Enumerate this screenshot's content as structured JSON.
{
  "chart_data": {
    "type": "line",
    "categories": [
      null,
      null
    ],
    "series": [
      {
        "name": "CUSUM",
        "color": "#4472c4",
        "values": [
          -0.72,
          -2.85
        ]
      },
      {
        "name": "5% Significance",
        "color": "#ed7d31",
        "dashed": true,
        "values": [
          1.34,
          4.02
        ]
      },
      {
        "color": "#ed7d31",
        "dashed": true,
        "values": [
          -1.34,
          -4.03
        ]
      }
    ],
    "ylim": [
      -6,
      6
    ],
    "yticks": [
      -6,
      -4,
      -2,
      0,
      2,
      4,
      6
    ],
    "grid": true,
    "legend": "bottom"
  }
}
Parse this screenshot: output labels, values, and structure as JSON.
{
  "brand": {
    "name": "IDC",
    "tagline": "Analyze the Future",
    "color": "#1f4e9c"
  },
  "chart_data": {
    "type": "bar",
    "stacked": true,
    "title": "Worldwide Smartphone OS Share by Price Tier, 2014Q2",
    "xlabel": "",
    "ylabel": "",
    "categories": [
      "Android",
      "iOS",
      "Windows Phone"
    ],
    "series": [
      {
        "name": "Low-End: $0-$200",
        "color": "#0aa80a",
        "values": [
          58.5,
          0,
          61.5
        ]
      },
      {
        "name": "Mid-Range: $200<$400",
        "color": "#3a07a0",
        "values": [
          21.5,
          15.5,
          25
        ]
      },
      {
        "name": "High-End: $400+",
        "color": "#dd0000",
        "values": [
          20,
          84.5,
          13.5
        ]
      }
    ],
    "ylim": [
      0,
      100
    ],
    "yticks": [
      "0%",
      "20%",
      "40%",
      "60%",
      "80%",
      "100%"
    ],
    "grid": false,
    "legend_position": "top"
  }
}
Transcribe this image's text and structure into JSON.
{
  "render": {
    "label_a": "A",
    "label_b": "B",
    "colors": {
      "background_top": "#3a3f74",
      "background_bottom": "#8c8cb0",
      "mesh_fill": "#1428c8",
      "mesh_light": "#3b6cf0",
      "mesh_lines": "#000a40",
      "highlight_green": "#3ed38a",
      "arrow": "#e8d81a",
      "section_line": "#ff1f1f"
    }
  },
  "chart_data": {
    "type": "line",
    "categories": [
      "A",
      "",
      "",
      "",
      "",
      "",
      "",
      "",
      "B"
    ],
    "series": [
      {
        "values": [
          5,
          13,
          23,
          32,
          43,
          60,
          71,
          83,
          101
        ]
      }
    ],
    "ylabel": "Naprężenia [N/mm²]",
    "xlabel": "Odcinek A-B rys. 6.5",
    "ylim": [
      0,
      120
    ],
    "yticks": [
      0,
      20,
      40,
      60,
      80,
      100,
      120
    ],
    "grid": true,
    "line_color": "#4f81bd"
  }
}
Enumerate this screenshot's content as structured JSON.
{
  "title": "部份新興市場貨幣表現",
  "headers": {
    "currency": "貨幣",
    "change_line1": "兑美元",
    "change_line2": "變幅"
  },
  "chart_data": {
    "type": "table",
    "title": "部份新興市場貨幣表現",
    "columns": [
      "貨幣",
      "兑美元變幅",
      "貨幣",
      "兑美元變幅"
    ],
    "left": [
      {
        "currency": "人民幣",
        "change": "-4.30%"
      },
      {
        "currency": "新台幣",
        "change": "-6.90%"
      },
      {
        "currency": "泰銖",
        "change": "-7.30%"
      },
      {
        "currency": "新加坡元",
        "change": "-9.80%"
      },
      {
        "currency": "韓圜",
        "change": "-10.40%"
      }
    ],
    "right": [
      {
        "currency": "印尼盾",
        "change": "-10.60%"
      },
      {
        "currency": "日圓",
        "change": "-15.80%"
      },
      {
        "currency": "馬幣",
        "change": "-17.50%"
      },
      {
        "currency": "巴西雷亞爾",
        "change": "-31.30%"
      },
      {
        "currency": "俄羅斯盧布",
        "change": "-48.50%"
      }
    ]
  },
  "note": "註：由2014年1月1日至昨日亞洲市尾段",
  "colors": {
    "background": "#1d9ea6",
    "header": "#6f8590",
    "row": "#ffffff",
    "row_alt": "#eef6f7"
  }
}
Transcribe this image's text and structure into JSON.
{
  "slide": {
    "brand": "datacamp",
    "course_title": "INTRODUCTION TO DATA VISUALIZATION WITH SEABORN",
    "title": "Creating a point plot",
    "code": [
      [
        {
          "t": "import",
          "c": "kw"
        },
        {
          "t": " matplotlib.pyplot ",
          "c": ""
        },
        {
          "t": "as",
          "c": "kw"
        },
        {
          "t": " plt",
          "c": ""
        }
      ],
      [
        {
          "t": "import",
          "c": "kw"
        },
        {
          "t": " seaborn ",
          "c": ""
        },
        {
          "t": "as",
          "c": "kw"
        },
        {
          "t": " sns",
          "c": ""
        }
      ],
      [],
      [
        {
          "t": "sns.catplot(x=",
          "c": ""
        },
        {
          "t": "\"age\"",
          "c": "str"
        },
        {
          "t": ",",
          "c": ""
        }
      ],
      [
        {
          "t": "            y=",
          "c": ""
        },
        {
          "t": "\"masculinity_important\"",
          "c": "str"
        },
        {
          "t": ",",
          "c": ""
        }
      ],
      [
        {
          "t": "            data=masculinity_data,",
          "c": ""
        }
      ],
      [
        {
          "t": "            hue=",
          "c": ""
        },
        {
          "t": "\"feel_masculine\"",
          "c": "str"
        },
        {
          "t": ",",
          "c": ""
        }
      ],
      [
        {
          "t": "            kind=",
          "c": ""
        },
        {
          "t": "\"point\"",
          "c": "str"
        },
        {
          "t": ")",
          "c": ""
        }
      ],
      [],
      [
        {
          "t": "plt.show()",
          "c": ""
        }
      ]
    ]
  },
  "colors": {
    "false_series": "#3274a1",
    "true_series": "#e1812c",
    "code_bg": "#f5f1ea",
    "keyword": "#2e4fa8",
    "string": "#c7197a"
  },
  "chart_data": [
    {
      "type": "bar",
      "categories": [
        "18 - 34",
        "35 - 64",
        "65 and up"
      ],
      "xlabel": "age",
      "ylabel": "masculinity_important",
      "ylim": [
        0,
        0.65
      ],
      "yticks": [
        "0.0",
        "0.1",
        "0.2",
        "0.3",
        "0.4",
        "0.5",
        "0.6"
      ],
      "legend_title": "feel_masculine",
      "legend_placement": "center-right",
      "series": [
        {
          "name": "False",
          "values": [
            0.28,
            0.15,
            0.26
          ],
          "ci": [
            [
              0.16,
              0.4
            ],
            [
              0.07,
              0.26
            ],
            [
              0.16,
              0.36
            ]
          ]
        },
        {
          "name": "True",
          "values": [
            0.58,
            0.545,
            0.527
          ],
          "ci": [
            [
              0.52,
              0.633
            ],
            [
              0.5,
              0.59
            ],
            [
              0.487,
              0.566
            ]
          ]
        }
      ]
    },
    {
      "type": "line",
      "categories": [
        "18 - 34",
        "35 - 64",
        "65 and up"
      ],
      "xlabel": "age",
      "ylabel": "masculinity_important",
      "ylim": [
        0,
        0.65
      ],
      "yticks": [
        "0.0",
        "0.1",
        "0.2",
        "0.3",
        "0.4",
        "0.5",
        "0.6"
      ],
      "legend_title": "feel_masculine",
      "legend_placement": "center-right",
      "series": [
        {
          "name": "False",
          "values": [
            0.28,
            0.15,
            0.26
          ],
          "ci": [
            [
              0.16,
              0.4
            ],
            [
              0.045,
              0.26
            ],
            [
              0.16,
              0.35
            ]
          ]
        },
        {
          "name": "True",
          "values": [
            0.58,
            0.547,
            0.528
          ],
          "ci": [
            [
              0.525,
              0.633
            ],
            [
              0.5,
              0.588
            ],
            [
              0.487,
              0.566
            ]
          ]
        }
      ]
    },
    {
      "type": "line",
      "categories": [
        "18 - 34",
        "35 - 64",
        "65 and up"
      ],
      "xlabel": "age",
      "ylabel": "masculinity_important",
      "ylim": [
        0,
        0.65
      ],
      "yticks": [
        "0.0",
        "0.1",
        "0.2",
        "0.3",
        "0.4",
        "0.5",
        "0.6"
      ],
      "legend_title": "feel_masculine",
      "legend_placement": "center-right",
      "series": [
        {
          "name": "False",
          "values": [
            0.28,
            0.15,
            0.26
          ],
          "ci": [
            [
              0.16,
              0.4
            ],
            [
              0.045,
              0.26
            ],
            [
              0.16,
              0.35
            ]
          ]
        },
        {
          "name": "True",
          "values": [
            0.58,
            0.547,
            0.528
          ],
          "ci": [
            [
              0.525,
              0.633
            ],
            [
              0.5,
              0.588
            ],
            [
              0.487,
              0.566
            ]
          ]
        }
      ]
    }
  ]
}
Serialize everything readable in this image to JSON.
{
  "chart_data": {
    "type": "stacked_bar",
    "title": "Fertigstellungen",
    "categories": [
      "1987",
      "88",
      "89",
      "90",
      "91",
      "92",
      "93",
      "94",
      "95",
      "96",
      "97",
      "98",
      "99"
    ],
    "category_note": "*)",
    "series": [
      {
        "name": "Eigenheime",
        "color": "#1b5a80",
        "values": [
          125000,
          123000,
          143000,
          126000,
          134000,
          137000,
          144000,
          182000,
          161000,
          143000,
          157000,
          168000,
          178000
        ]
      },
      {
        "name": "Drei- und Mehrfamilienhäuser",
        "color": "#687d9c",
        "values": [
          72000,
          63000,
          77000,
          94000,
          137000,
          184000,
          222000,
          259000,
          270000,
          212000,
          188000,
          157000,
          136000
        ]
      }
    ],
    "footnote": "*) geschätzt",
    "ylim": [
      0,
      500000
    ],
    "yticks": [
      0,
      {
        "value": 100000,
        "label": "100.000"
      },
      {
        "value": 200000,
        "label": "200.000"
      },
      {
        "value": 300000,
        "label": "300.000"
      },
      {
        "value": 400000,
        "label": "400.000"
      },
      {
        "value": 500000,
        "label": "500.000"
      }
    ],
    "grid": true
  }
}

## Task to complete
Starting with the line that contains "Serialize everything readable", write out each line through the end of the listing, exactly as it appears, and include nothing else.

## Output of the exercise
Serialize everything readable in this image to JSON.
{
  "chart_data": {
    "type": "stacked_bar",
    "title": "Fertigstellungen",
    "categories": [
      "1987",
      "88",
      "89",
      "90",
      "91",
      "92",
      "93",
      "94",
      "95",
      "96",
      "97",
      "98",
      "99"
    ],
    "category_note": "*)",
    "series": [
      {
        "name": "Eigenheime",
        "color": "#1b5a80",
        "values": [
          125000,
          123000,
          143000,
          126000,
          134000,
          137000,
          144000,
          182000,
          161000,
          143000,
          157000,
          168000,
          178000
        ]
      },
      {
        "name": "Drei- und Mehrfamilienhäuser",
        "color": "#687d9c",
        "values": [
          72000,
          63000,
          77000,
          94000,
          137000,
          184000,
          222000,
          259000,
          270000,
          212000,
          188000,
          157000,
          136000
        ]
      }
    ],
    "footnote": "*) geschätzt",
    "ylim": [
      0,
      500000
    ],
    "yticks": [
      0,
      {
        "value": 100000,
        "label": "100.000"
      },
      {
        "value": 200000,
        "label": "200.000"
      },
      {
        "value": 300000,
        "label": "300.000"
      },
      {
        "value": 400000,
        "label": "400.000"
      },
      {
        "value": 500000,
        "label": "500.000"
      }
    ],
    "grid": true
  }
}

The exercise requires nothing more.